PROVIDED DATA:
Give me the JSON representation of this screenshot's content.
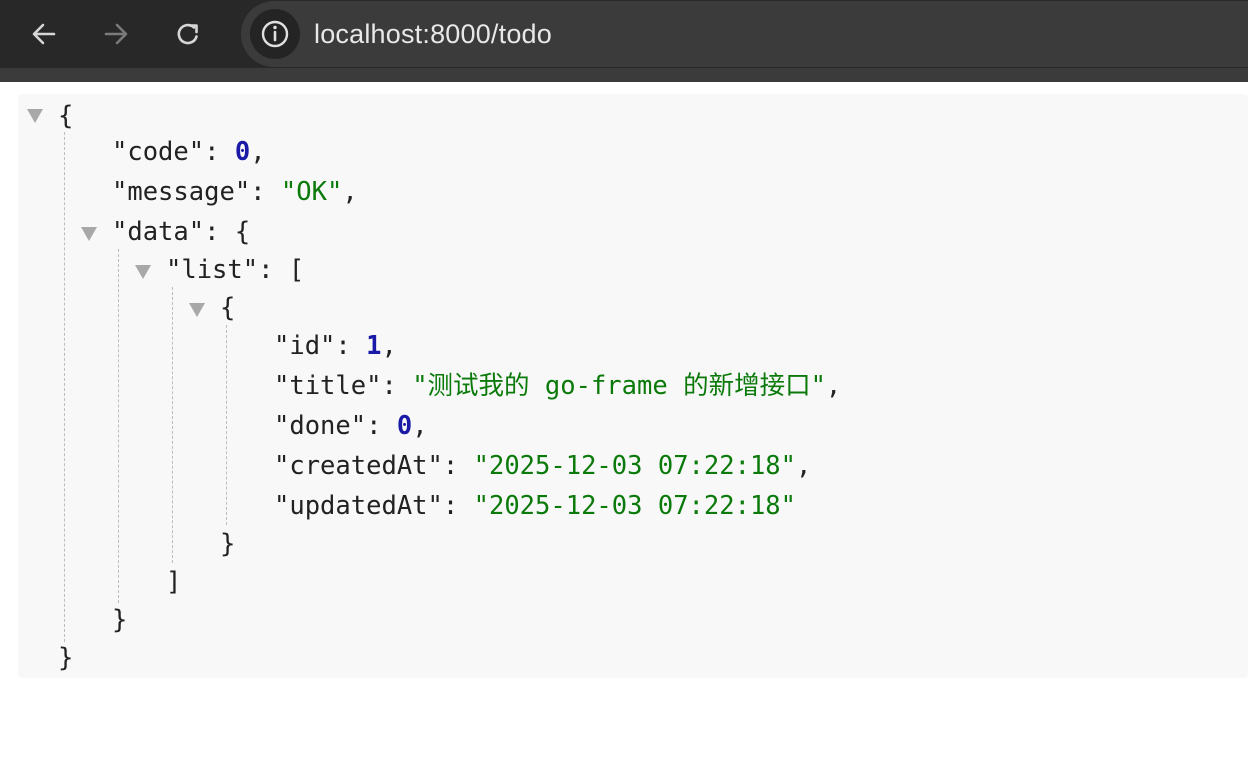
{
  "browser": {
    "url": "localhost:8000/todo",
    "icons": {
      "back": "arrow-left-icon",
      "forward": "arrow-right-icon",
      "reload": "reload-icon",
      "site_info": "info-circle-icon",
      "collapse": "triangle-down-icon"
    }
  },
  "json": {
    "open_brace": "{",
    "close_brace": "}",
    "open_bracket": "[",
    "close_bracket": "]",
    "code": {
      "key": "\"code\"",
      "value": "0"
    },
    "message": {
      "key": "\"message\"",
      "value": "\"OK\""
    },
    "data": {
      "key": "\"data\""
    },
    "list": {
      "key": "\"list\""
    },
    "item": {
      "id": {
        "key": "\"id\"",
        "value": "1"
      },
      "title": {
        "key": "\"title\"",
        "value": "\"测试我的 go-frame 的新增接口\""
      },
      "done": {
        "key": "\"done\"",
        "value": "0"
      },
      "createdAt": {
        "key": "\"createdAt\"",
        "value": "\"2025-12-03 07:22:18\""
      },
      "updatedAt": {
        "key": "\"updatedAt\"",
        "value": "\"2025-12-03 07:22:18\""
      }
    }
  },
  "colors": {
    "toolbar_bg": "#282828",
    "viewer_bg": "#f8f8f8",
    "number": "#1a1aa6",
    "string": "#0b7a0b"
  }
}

WHAT THE EXERCISE ASKS: Where a line above contains the word "value", copy that line.

COMPLETED TASK:
      "value": "0"
      "value": "\"OK\""
        "value": "1"
        "value": "\"测试我的 go-frame 的新增接口\""
        "value": "0"
        "value": "\"2025-12-03 07:22:18\""
        "value": "\"2025-12-03 07:22:18\""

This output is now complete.